Please give the entries again in full and exactly, without any picture.

-*-

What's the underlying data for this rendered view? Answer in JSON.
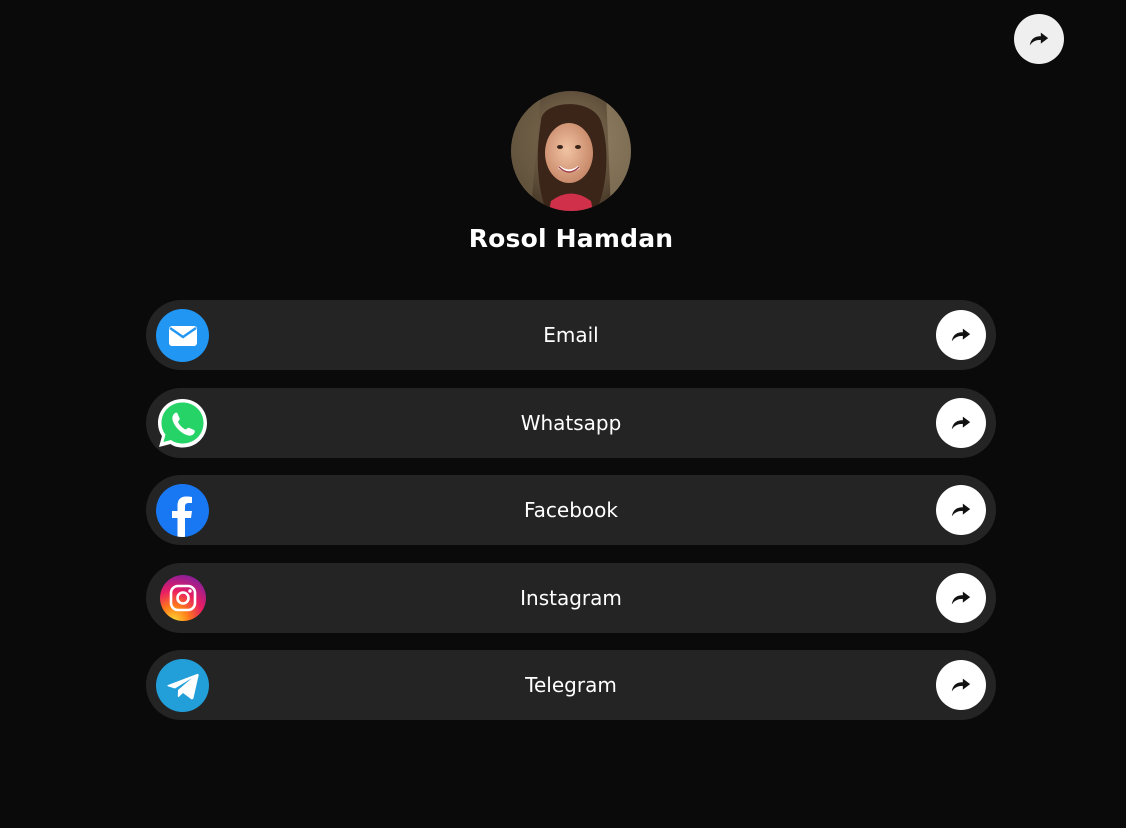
{
  "profile": {
    "name": "Rosol Hamdan"
  },
  "links": [
    {
      "label": "Email",
      "icon": "email-icon"
    },
    {
      "label": "Whatsapp",
      "icon": "whatsapp-icon"
    },
    {
      "label": "Facebook",
      "icon": "facebook-icon"
    },
    {
      "label": "Instagram",
      "icon": "instagram-icon"
    },
    {
      "label": "Telegram",
      "icon": "telegram-icon"
    }
  ],
  "colors": {
    "background": "#0a0a0a",
    "card": "#242424",
    "email": "#2196f3",
    "whatsapp": "#25d366",
    "facebook": "#1877f2",
    "telegram": "#229ed9"
  }
}
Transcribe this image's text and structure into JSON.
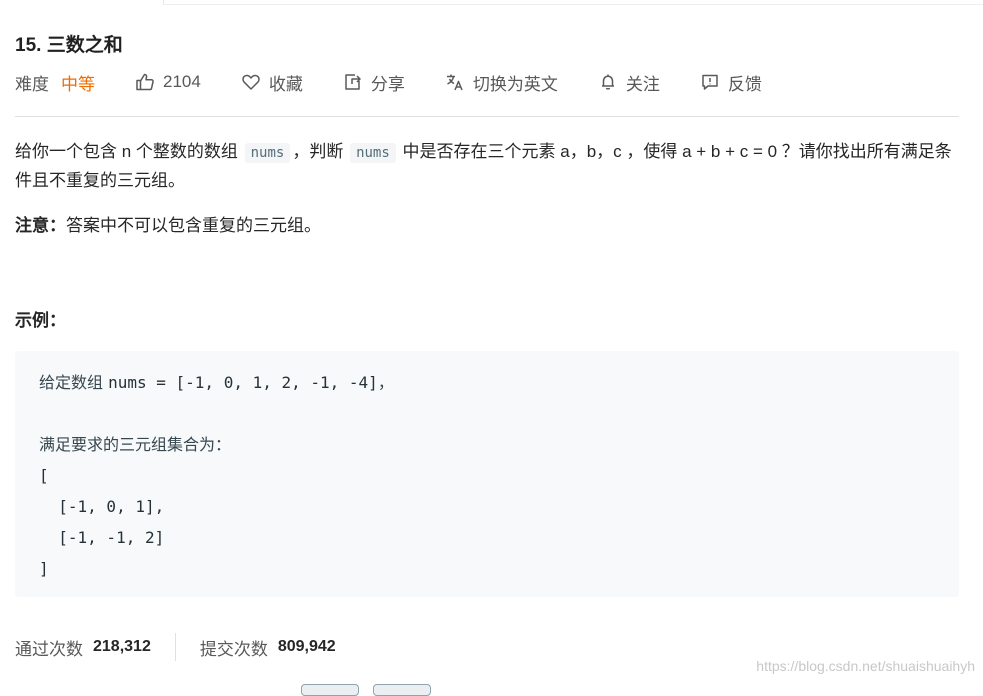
{
  "problem": {
    "title": "15. 三数之和",
    "difficulty_label": "难度",
    "difficulty_value": "中等",
    "likes": "2104",
    "favorite_label": "收藏",
    "share_label": "分享",
    "translate_label": "切换为英文",
    "follow_label": "关注",
    "feedback_label": "反馈"
  },
  "description": {
    "part1": "给你一个包含 n 个整数的数组 ",
    "code1": "nums",
    "part2": "，判断 ",
    "code2": "nums",
    "part3": " 中是否存在三个元素 a，b，c ，使得 a + b + c = 0 ？请你找出所有满足条件且不重复的三元组。"
  },
  "note": {
    "label": "注意：",
    "text": "答案中不可以包含重复的三元组。"
  },
  "example": {
    "title": "示例：",
    "line1_cjk": "给定数组 ",
    "line1_code": "nums = [-1, 0, 1, 2, -1, -4]",
    "line1_end": "，",
    "line3": "满足要求的三元组集合为：",
    "line4": "[",
    "line5": "  [-1, 0, 1],",
    "line6": "  [-1, -1, 2]",
    "line7": "]"
  },
  "stats": {
    "accepted_label": "通过次数",
    "accepted_value": "218,312",
    "submitted_label": "提交次数",
    "submitted_value": "809,942"
  },
  "watermark": "https://blog.csdn.net/shuaishuaihyh",
  "colors": {
    "difficulty_medium": "#ef6c00",
    "code_bg": "#f7f9fa"
  },
  "icons": {
    "like": "thumbs-up-icon",
    "favorite": "heart-icon",
    "share": "share-icon",
    "translate": "translate-icon",
    "follow": "bell-icon",
    "feedback": "feedback-icon"
  }
}
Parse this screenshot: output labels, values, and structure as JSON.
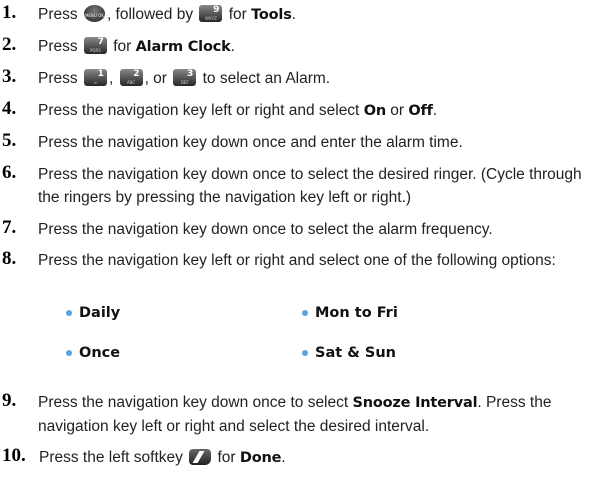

-*-

(Reply):
What's the underlying data for this rendered view? Answer in JSON.
{
  "profile": {
    "name": "Rosol Hamdan"
  },
  "links": [
    {
      "label": "Email",
      "icon": "email-icon"
    },
    {
      "label": "Whatsapp",
      "icon": "whatsapp-icon"
    },
    {
      "label": "Facebook",
      "icon": "facebook-icon"
    },
    {
      "label": "Instagram",
      "icon": "instagram-icon"
    },
    {
      "label": "Telegram",
      "icon": "telegram-icon"
    }
  ],
  "colors": {
    "background": "#0a0a0a",
    "card": "#242424",
    "email": "#2196f3",
    "whatsapp": "#25d366",
    "facebook": "#1877f2",
    "telegram": "#229ed9"
  }
}
Transcribe this image's text and structure into JSON.
{
  "problem": {
    "title": "15. 三数之和",
    "difficulty_label": "难度",
    "difficulty_value": "中等",
    "likes": "2104",
    "favorite_label": "收藏",
    "share_label": "分享",
    "translate_label": "切换为英文",
    "follow_label": "关注",
    "feedback_label": "反馈"
  },
  "description": {
    "part1": "给你一个包含 n 个整数的数组 ",
    "code1": "nums",
    "part2": "，判断 ",
    "code2": "nums",
    "part3": " 中是否存在三个元素 a，b，c ，使得 a + b + c = 0 ？请你找出所有满足条件且不重复的三元组。"
  },
  "note": {
    "label": "注意：",
    "text": "答案中不可以包含重复的三元组。"
  },
  "example": {
    "title": "示例：",
    "line1_cjk": "给定数组 ",
    "line1_code": "nums = [-1, 0, 1, 2, -1, -4]",
    "line1_end": "，",
    "line3": "满足要求的三元组集合为：",
    "line4": "[",
    "line5": "  [-1, 0, 1],",
    "line6": "  [-1, -1, 2]",
    "line7": "]"
  },
  "stats": {
    "accepted_label": "通过次数",
    "accepted_value": "218,312",
    "submitted_label": "提交次数",
    "submitted_value": "809,942"
  },
  "watermark": "https://blog.csdn.net/shuaishuaihyh",
  "colors": {
    "difficulty_medium": "#ef6c00",
    "code_bg": "#f7f9fa"
  },
  "icons": {
    "like": "thumbs-up-icon",
    "favorite": "heart-icon",
    "share": "share-icon",
    "translate": "translate-icon",
    "follow": "bell-icon",
    "feedback": "feedback-icon"
  }
}
Parse this screenshot: output labels, values, and structure as JSON.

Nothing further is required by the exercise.